Pull every line that holds the word "center" from the entries.

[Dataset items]
# # # # # # #
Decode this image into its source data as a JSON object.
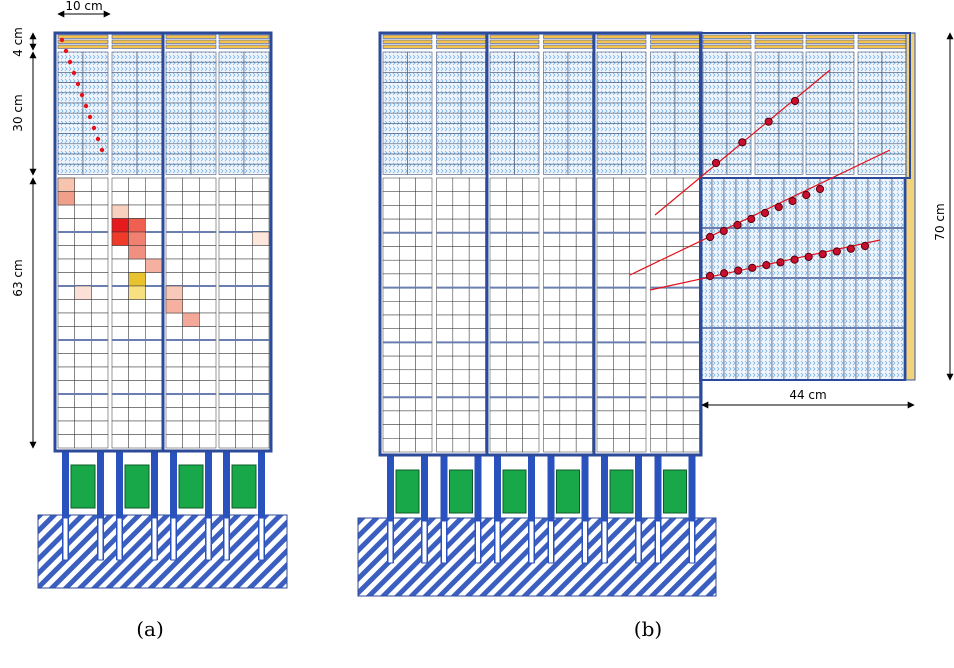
{
  "panel_a": {
    "caption": "(a)",
    "width_label": "10 cm",
    "top_label": "4 cm",
    "upper_label": "30 cm",
    "lower_label": "63 cm"
  },
  "panel_b": {
    "caption": "(b)",
    "width_label": "44 cm",
    "height_label": "70 cm"
  }
}
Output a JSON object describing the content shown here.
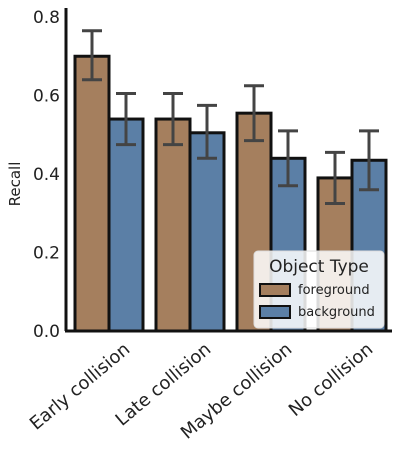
{
  "chart_data": {
    "type": "bar",
    "ylabel": "Recall",
    "ylim": [
      0,
      0.8
    ],
    "yticks": [
      "0.0",
      "0.2",
      "0.4",
      "0.6",
      "0.8"
    ],
    "categories": [
      "Early collision",
      "Late collision",
      "Maybe collision",
      "No collision"
    ],
    "series": [
      {
        "name": "foreground",
        "color": "#A57F5E",
        "values": [
          0.7,
          0.54,
          0.555,
          0.39
        ],
        "error_low": [
          0.64,
          0.475,
          0.485,
          0.325
        ],
        "error_high": [
          0.765,
          0.605,
          0.625,
          0.455
        ]
      },
      {
        "name": "background",
        "color": "#5B7FA6",
        "values": [
          0.54,
          0.505,
          0.44,
          0.435
        ],
        "error_low": [
          0.475,
          0.44,
          0.37,
          0.36
        ],
        "error_high": [
          0.605,
          0.575,
          0.51,
          0.51
        ]
      }
    ],
    "legend": {
      "title": "Object Type",
      "placement": "lower-right"
    },
    "grid": false,
    "error_bar_color": "#444444",
    "bar_edge_color": "#111111"
  }
}
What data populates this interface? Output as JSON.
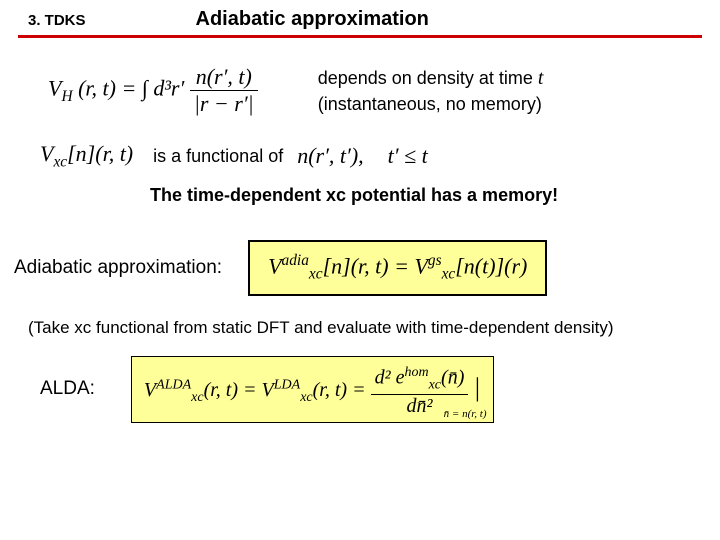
{
  "header": {
    "section": "3. TDKS",
    "title": "Adiabatic approximation"
  },
  "colors": {
    "rule": "#cc0000",
    "highlight_bg": "#ffff99",
    "highlight_border": "#000000"
  },
  "row1": {
    "eq_left": "V",
    "eq_sub": "H",
    "eq_args": "(r, t) =",
    "eq_int": "∫ d³r′",
    "eq_frac_num": "n(r′, t)",
    "eq_frac_den": "|r − r′|",
    "dep_line1_a": "depends on density at time ",
    "dep_line1_t": "t",
    "dep_line2": "(instantaneous, no memory)"
  },
  "row2": {
    "vxc": "V",
    "vxc_sub": "xc",
    "vxc_bracket": "[n](r, t)",
    "is_functional": "is a functional of",
    "n_expr": "n(r′, t′),",
    "tprime": "t′ ≤ t"
  },
  "memory_line": "The time-dependent xc potential has a memory!",
  "row3": {
    "label": "Adiabatic approximation:",
    "eq_lhs_v": "V",
    "eq_lhs_sup": "adia",
    "eq_lhs_sub": "xc",
    "eq_lhs_args": "[n](r, t) = ",
    "eq_rhs_v": "V",
    "eq_rhs_sup": "gs",
    "eq_rhs_sub": "xc",
    "eq_rhs_args": "[n(t)](r)"
  },
  "take_note": "(Take xc functional from static DFT and evaluate with time-dependent density)",
  "row4": {
    "label": "ALDA:",
    "lhs_v": "V",
    "lhs_sup": "ALDA",
    "lhs_sub": "xc",
    "lhs_args": "(r, t) = ",
    "mid_v": "V",
    "mid_sup": "LDA",
    "mid_sub": "xc",
    "mid_args": "(r, t) = ",
    "frac_num": "d² e",
    "frac_num_sup": "hom",
    "frac_num_sub": "xc",
    "frac_num_tail": "(n̄)",
    "frac_den": "dn̄²",
    "sub_note": "n̄ = n(r, t)"
  }
}
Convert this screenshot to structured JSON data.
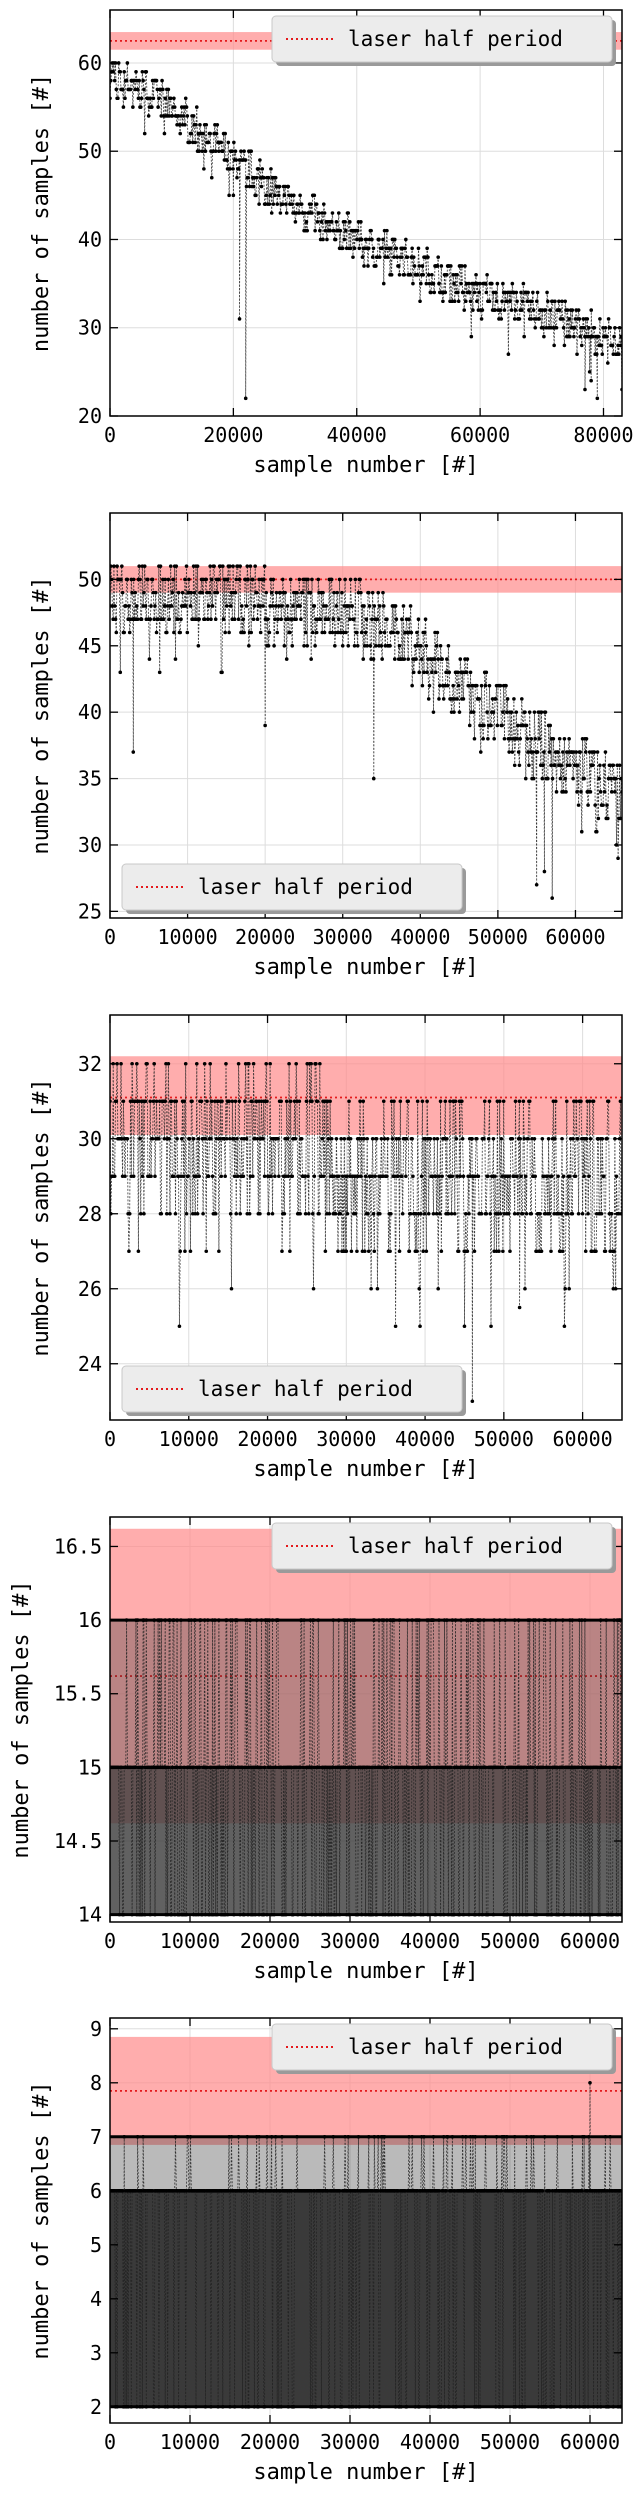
{
  "colors": {
    "band_fill": "#ff8a8a",
    "band_line": "#e41a1c",
    "data_line": "#222222",
    "grid": "#dddddd",
    "legend_bg": "#ececec"
  },
  "chart_data": [
    {
      "type": "scatter",
      "xlabel": "sample number [#]",
      "ylabel": "number of samples [#]",
      "xlim": [
        0,
        83000
      ],
      "ylim": [
        20,
        66
      ],
      "xticks": [
        0,
        20000,
        40000,
        60000,
        80000
      ],
      "yticks": [
        20,
        30,
        40,
        50,
        60
      ],
      "grid": true,
      "legend": {
        "label": "laser half period",
        "placement": "top-right"
      },
      "band": {
        "center": 62.5,
        "low": 61.5,
        "high": 63.5
      },
      "trend": {
        "x": [
          0,
          10000,
          20000,
          30000,
          40000,
          50000,
          60000,
          70000,
          80000,
          83000
        ],
        "y": [
          60,
          56,
          50,
          45,
          41,
          38,
          35,
          33,
          30,
          29
        ]
      },
      "dips": [
        [
          20000,
          45
        ],
        [
          21000,
          31
        ],
        [
          22000,
          22
        ],
        [
          77000,
          23
        ],
        [
          79000,
          22
        ],
        [
          78000,
          24
        ]
      ],
      "spread": [
        -3,
        1
      ]
    },
    {
      "type": "scatter",
      "xlabel": "sample number [#]",
      "ylabel": "number of samples [#]",
      "xlim": [
        0,
        66000
      ],
      "ylim": [
        24.5,
        55
      ],
      "xticks": [
        0,
        10000,
        20000,
        30000,
        40000,
        50000,
        60000
      ],
      "yticks": [
        25,
        30,
        35,
        40,
        45,
        50
      ],
      "grid": true,
      "legend": {
        "label": "laser half period",
        "placement": "bottom-left"
      },
      "band": {
        "center": 50,
        "low": 49,
        "high": 51
      },
      "trend": {
        "x": [
          0,
          10000,
          20000,
          30000,
          35000,
          40000,
          50000,
          60000,
          66000
        ],
        "y": [
          50,
          50,
          49.5,
          49,
          48,
          46,
          41,
          37,
          35
        ]
      },
      "dips": [
        [
          3000,
          37
        ],
        [
          20000,
          39
        ],
        [
          34000,
          35
        ],
        [
          55000,
          27
        ],
        [
          57000,
          26
        ],
        [
          56000,
          28
        ]
      ],
      "spread": [
        -4,
        1.5
      ]
    },
    {
      "type": "scatter",
      "xlabel": "sample number [#]",
      "ylabel": "number of samples [#]",
      "xlim": [
        0,
        65000
      ],
      "ylim": [
        22.5,
        33.3
      ],
      "xticks": [
        0,
        10000,
        20000,
        30000,
        40000,
        50000,
        60000
      ],
      "yticks": [
        24,
        26,
        28,
        30,
        32
      ],
      "grid": true,
      "legend": {
        "label": "laser half period",
        "placement": "bottom-left"
      },
      "band": {
        "center": 31.1,
        "low": 30.1,
        "high": 32.2
      },
      "trend": {
        "x": [
          0,
          27000,
          40000,
          65000
        ],
        "y": [
          30.5,
          30.5,
          30.2,
          29.8
        ]
      },
      "dips": [
        [
          46000,
          23
        ],
        [
          45000,
          25
        ],
        [
          52000,
          25.5
        ],
        [
          30000,
          27
        ],
        [
          38000,
          27
        ]
      ],
      "spread": [
        -3,
        1
      ]
    },
    {
      "type": "scatter",
      "xlabel": "sample number [#]",
      "ylabel": "number of samples [#]",
      "xlim": [
        0,
        64000
      ],
      "ylim": [
        13.95,
        16.7
      ],
      "xticks": [
        0,
        10000,
        20000,
        30000,
        40000,
        50000,
        60000
      ],
      "yticks": [
        14.0,
        14.5,
        15.0,
        15.5,
        16.0,
        16.5
      ],
      "grid": true,
      "legend": {
        "label": "laser half period",
        "placement": "top-right"
      },
      "band": {
        "center": 15.62,
        "low": 14.62,
        "high": 16.62
      },
      "levels": [
        14,
        15,
        16
      ],
      "trend": {
        "x": [
          0,
          64000
        ],
        "y": [
          15,
          15
        ]
      },
      "dips": [],
      "spread": [
        -1,
        1
      ]
    },
    {
      "type": "scatter",
      "xlabel": "sample number [#]",
      "ylabel": "number of samples [#]",
      "xlim": [
        0,
        64000
      ],
      "ylim": [
        1.7,
        9.2
      ],
      "xticks": [
        0,
        10000,
        20000,
        30000,
        40000,
        50000,
        60000
      ],
      "yticks": [
        2,
        3,
        4,
        5,
        6,
        7,
        8,
        9
      ],
      "grid": true,
      "legend": {
        "label": "laser half period",
        "placement": "top-right"
      },
      "band": {
        "center": 7.85,
        "low": 6.85,
        "high": 8.85
      },
      "levels": [
        2,
        6,
        7
      ],
      "trend": {
        "x": [
          0,
          64000
        ],
        "y": [
          6,
          6
        ]
      },
      "dips": [
        [
          60000,
          8
        ]
      ],
      "spread": [
        0,
        1
      ]
    }
  ]
}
# # # # # # #
Response to this task:
        "center": 62.5,
        "center": 50,
        "center": 31.1,
        "center": 15.62,
        "center": 7.85,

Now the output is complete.